## TASK OBJECTIVE
In the data, extract each line that holds the string "Direction".

## EXTRACTED MATERIAL
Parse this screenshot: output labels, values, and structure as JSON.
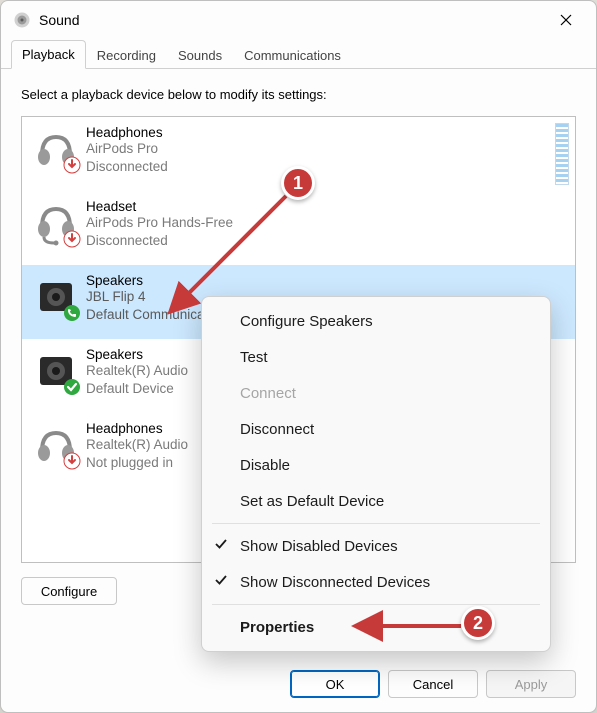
{
  "window": {
    "title": "Sound"
  },
  "tabs": [
    {
      "label": "Playback",
      "active": true
    },
    {
      "label": "Recording",
      "active": false
    },
    {
      "label": "Sounds",
      "active": false
    },
    {
      "label": "Communications",
      "active": false
    }
  ],
  "instruction": "Select a playback device below to modify its settings:",
  "devices": [
    {
      "name": "Headphones",
      "line2": "AirPods Pro",
      "line3": "Disconnected",
      "icon": "headphones",
      "overlay": "disconnected",
      "selected": false,
      "meter": false
    },
    {
      "name": "Headset",
      "line2": "AirPods Pro Hands-Free",
      "line3": "Disconnected",
      "icon": "headset",
      "overlay": "disconnected",
      "selected": false,
      "meter": false
    },
    {
      "name": "Speakers",
      "line2": "JBL Flip 4",
      "line3": "Default Communication Device",
      "icon": "speaker-dark",
      "overlay": "phone-green",
      "selected": true,
      "meter": true
    },
    {
      "name": "Speakers",
      "line2": "Realtek(R) Audio",
      "line3": "Default Device",
      "icon": "speaker-dark",
      "overlay": "check-green",
      "selected": false,
      "meter": true
    },
    {
      "name": "Headphones",
      "line2": "Realtek(R) Audio",
      "line3": "Not plugged in",
      "icon": "headphones",
      "overlay": "disconnected",
      "selected": false,
      "meter": false
    }
  ],
  "context_menu": [
    {
      "label": "Configure Speakers",
      "type": "item"
    },
    {
      "label": "Test",
      "type": "item"
    },
    {
      "label": "Connect",
      "type": "item",
      "disabled": true
    },
    {
      "label": "Disconnect",
      "type": "item"
    },
    {
      "label": "Disable",
      "type": "item"
    },
    {
      "label": "Set as Default Device",
      "type": "item"
    },
    {
      "type": "sep"
    },
    {
      "label": "Show Disabled Devices",
      "type": "item",
      "checked": true
    },
    {
      "label": "Show Disconnected Devices",
      "type": "item",
      "checked": true
    },
    {
      "type": "sep"
    },
    {
      "label": "Properties",
      "type": "item",
      "bold": true
    }
  ],
  "buttons": {
    "configure": "Configure",
    "ok": "OK",
    "cancel": "Cancel",
    "apply": "Apply"
  },
  "annotations": {
    "badge1": "1",
    "badge2": "2"
  }
}
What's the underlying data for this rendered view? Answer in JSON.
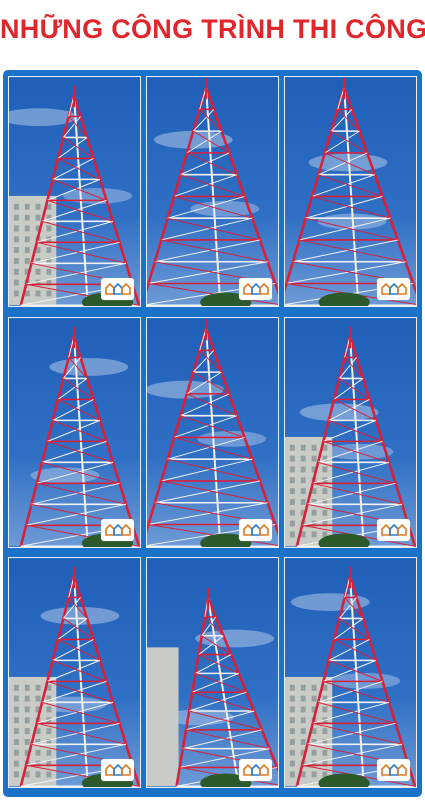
{
  "title": "NHỮNG CÔNG TRÌNH THI CÔNG",
  "colors": {
    "title": "#e0262b",
    "panel": "#1a73c8",
    "sky": "#2f6fc4",
    "tower_red": "#d8203a",
    "tower_white": "#f2f2f2",
    "building": "#c9ccc6"
  },
  "photos": [
    {
      "subject": "tower-with-building-left"
    },
    {
      "subject": "tower-base-closeup"
    },
    {
      "subject": "tower-base-closeup"
    },
    {
      "subject": "tower-full-view"
    },
    {
      "subject": "tower-base-closeup"
    },
    {
      "subject": "tower-with-building-left"
    },
    {
      "subject": "tower-with-building-left"
    },
    {
      "subject": "tower-tilted-view"
    },
    {
      "subject": "tower-with-building-left"
    }
  ],
  "logo_icon": "company-logo-icon"
}
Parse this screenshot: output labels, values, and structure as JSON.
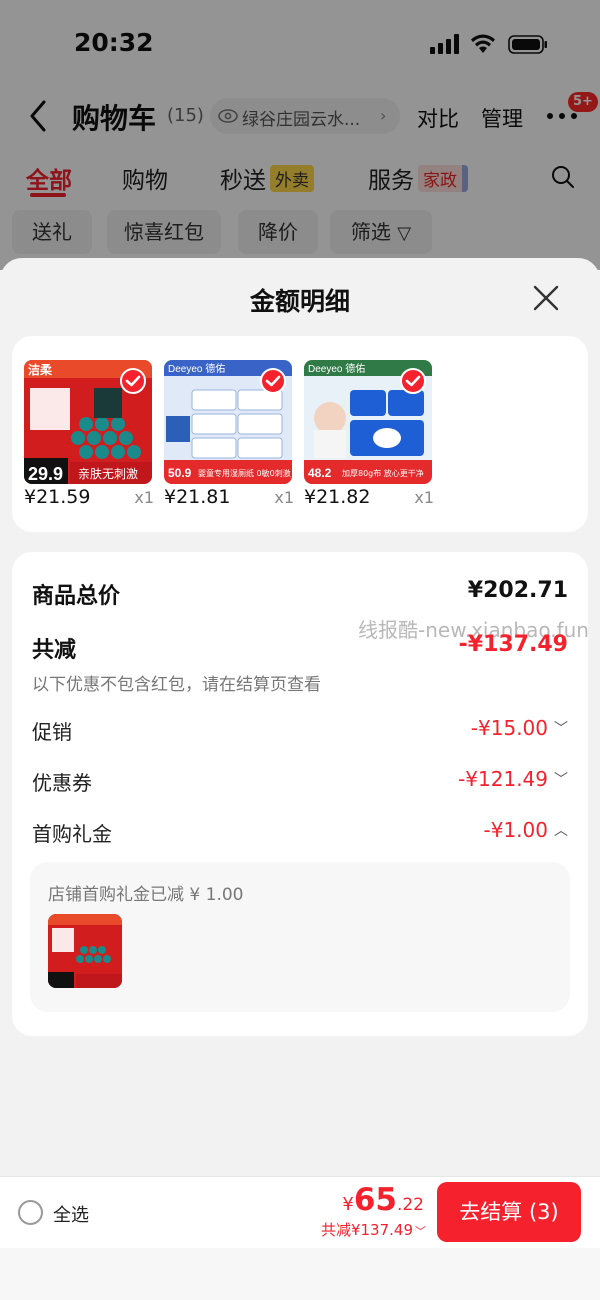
{
  "status": {
    "time": "20:32"
  },
  "nav": {
    "title": "购物车",
    "count": "(15)",
    "address": "绿谷庄园云水...",
    "compare": "对比",
    "manage": "管理",
    "badge": "5+"
  },
  "tabs": [
    {
      "label": "全部",
      "active": true
    },
    {
      "label": "购物"
    },
    {
      "label": "秒送",
      "tag": "外卖"
    },
    {
      "label": "服务",
      "tag": "家政"
    }
  ],
  "filters": [
    "送礼",
    "惊喜红包",
    "降价",
    "筛选"
  ],
  "sheet": {
    "title": "金额明细",
    "goods": [
      {
        "price": "¥21.59",
        "qty": "x1",
        "brand": "洁柔",
        "promo": "亲肤无刺激",
        "price_badge": "29.9"
      },
      {
        "price": "¥21.81",
        "qty": "x1",
        "brand": "Deeyeo 德佑",
        "promo": "婴童专用湿厕纸 0敏0刺激",
        "price_badge": "50.9"
      },
      {
        "price": "¥21.82",
        "qty": "x1",
        "brand": "Deeyeo 德佑",
        "promo": "加厚80g布 放心更干净",
        "price_badge": "48.2"
      }
    ],
    "detail": {
      "total_label": "商品总价",
      "total_value": "¥202.71",
      "reduce_label": "共减",
      "reduce_value": "-¥137.49",
      "note": "以下优惠不包含红包，请在结算页查看",
      "promo_label": "促销",
      "promo_value": "-¥15.00",
      "coupon_label": "优惠券",
      "coupon_value": "-¥121.49",
      "gift_label": "首购礼金",
      "gift_value": "-¥1.00",
      "gift_note": "店铺首购礼金已减 ¥ 1.00"
    },
    "watermark": "线报酷-new.xianbao.fun"
  },
  "bottom": {
    "select_all": "全选",
    "price_symbol": "¥",
    "price_int": "65",
    "price_dec": ".22",
    "reduce_text": "共减¥137.49",
    "checkout": "去结算 (3)"
  },
  "colors": {
    "accent": "#f5222d",
    "sheet_bg": "#f2f2f2"
  }
}
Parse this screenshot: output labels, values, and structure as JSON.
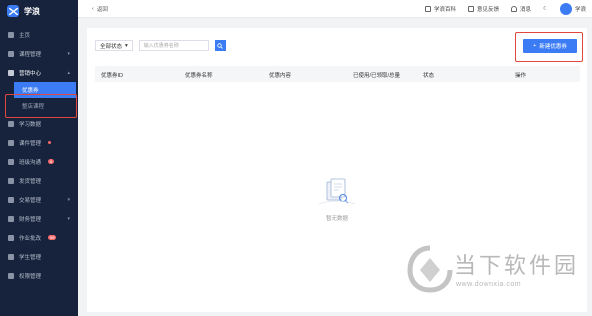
{
  "brand": {
    "name": "学浪"
  },
  "sidebar": {
    "items": [
      {
        "label": "主页",
        "icon": "home-icon"
      },
      {
        "label": "课程管理",
        "icon": "course-icon"
      },
      {
        "label": "营销中心",
        "icon": "marketing-icon"
      },
      {
        "label": "优惠券",
        "icon": ""
      },
      {
        "label": "整店课程",
        "icon": ""
      },
      {
        "label": "学习数据",
        "icon": "data-icon"
      },
      {
        "label": "课件管理",
        "icon": "courseware-icon"
      },
      {
        "label": "班级沟通",
        "icon": "chat-icon",
        "badge": "6"
      },
      {
        "label": "发货管理",
        "icon": "delivery-icon"
      },
      {
        "label": "交易管理",
        "icon": "trade-icon"
      },
      {
        "label": "财务管理",
        "icon": "finance-icon"
      },
      {
        "label": "作业批改",
        "icon": "homework-icon",
        "badge": "99"
      },
      {
        "label": "学生管理",
        "icon": "student-icon"
      },
      {
        "label": "权限管理",
        "icon": "permission-icon"
      }
    ]
  },
  "topbar": {
    "back_label": "返回",
    "links": [
      "学浪百科",
      "意见反馈",
      "消息"
    ],
    "user_name": "学浪"
  },
  "filter": {
    "status_label": "全部状态",
    "search_placeholder": "输入优惠券名称"
  },
  "actions": {
    "create_label": "新建优惠券"
  },
  "table": {
    "columns": [
      "优惠券ID",
      "优惠券名称",
      "优惠内容",
      "已使用/已领取/总量",
      "状态",
      "操作"
    ]
  },
  "empty": {
    "text": "暂无数据"
  },
  "watermark": {
    "title": "当下软件园",
    "url": "www.downxia.com"
  },
  "colors": {
    "primary": "#3b7cf4",
    "sidebar": "#17233d",
    "highlight": "#e0473d"
  }
}
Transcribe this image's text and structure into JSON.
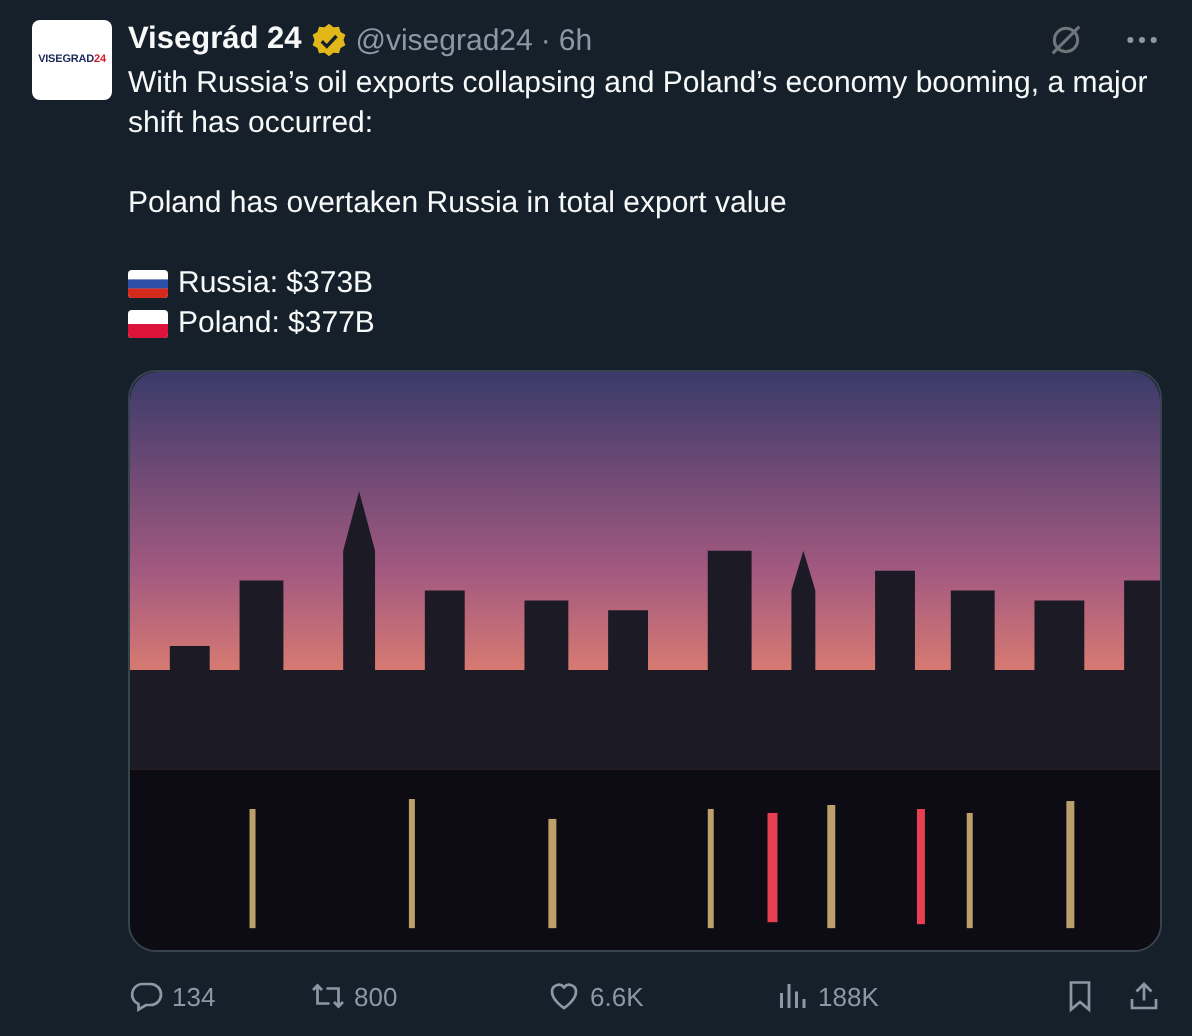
{
  "author": {
    "avatar_logo": {
      "text": "VISEGRAD",
      "accent": "24"
    },
    "name": "Visegrád 24",
    "verified": true,
    "handle": "@visegrad24",
    "separator": "·",
    "time": "6h"
  },
  "text": {
    "intro": "With Russia’s oil exports collapsing and Poland’s economy booming, a major shift has occurred:",
    "headline": "Poland has overtaken Russia in total export value"
  },
  "stats": [
    {
      "kind": "russia",
      "label": "Russia: $373B"
    },
    {
      "kind": "poland",
      "label": "Poland: $377B"
    }
  ],
  "actions": [
    {
      "kind": "reply",
      "count": "134"
    },
    {
      "kind": "repost",
      "count": "800"
    },
    {
      "kind": "like",
      "count": "6.6K"
    },
    {
      "kind": "views",
      "count": "188K"
    }
  ]
}
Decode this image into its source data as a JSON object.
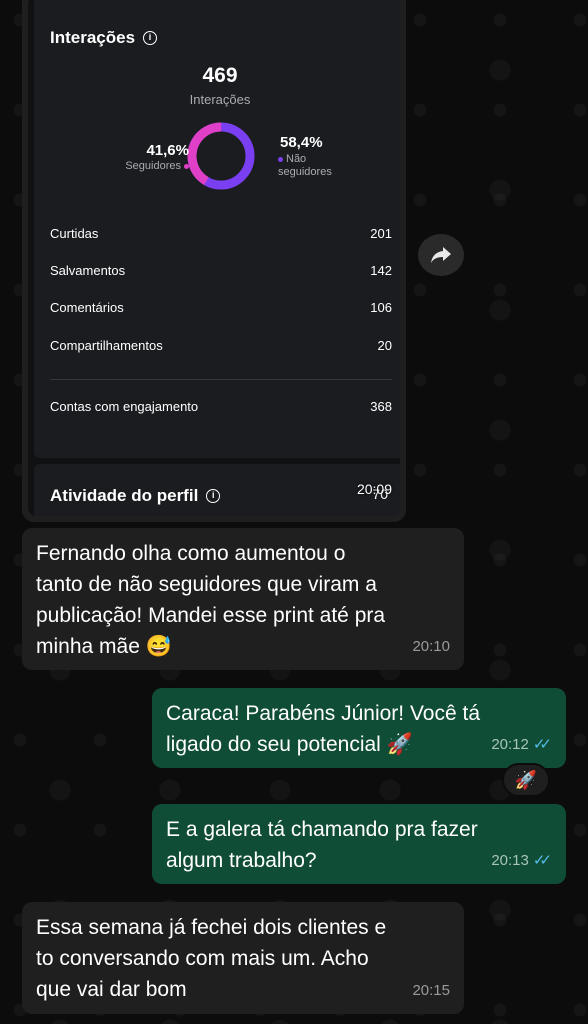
{
  "insights": {
    "section_title": "Interações",
    "total": "469",
    "total_label": "Interações",
    "followers_pct": "41,6%",
    "followers_label": "Seguidores",
    "non_followers_pct": "58,4%",
    "non_followers_label_1": "Não",
    "non_followers_label_2": "seguidores",
    "followers_share": 0.416,
    "colors": {
      "followers": "#e040c8",
      "non_followers": "#7b3ff2"
    },
    "metrics": [
      {
        "label": "Curtidas",
        "value": "201"
      },
      {
        "label": "Salvamentos",
        "value": "142"
      },
      {
        "label": "Comentários",
        "value": "106"
      },
      {
        "label": "Compartilhamentos",
        "value": "20"
      }
    ],
    "engagement": {
      "label": "Contas com engajamento",
      "value": "368"
    },
    "activity_title": "Atividade do perfil",
    "activity_value": "70",
    "image_time": "20:09"
  },
  "messages": [
    {
      "dir": "in",
      "text_lines": [
        "Fernando olha como aumentou o",
        "tanto de não seguidores que viram a",
        "publicação! Mandei esse print até pra",
        "minha mãe 😅"
      ],
      "time": "20:10"
    },
    {
      "dir": "out",
      "text_lines": [
        "Caraca! Parabéns Júnior! Você tá",
        "ligado do seu potencial 🚀"
      ],
      "time": "20:12",
      "reaction": "🚀"
    },
    {
      "dir": "out",
      "text_lines": [
        "E a galera tá chamando pra fazer",
        "algum trabalho?"
      ],
      "time": "20:13"
    },
    {
      "dir": "in",
      "text_lines": [
        "Essa semana já fechei dois clientes e",
        "to conversando com mais um. Acho",
        "que vai dar bom"
      ],
      "time": "20:15"
    }
  ],
  "icons": {
    "forward": "forward-arrow-icon",
    "info": "info-icon",
    "read": "double-check-icon"
  }
}
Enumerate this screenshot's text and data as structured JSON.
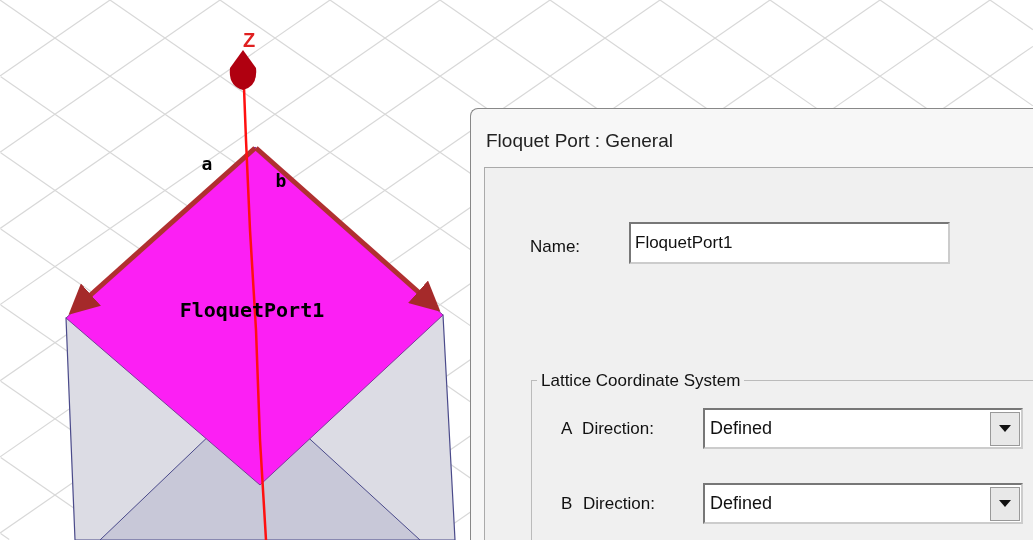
{
  "viewport": {
    "axis_label": "Z",
    "vector_labels": [
      "a",
      "b"
    ],
    "port_label": "FloquetPort1"
  },
  "dialog": {
    "title": "Floquet Port : General",
    "name_label": "Name:",
    "name_value": "FloquetPort1",
    "group": {
      "title": "Lattice Coordinate System",
      "rows": [
        {
          "label": "A Direction:",
          "value": "Defined"
        },
        {
          "label": "B Direction:",
          "value": "Defined"
        }
      ]
    }
  }
}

## FULL RESPONSE
          "label": "A Direction:",
          "label": "B Direction:",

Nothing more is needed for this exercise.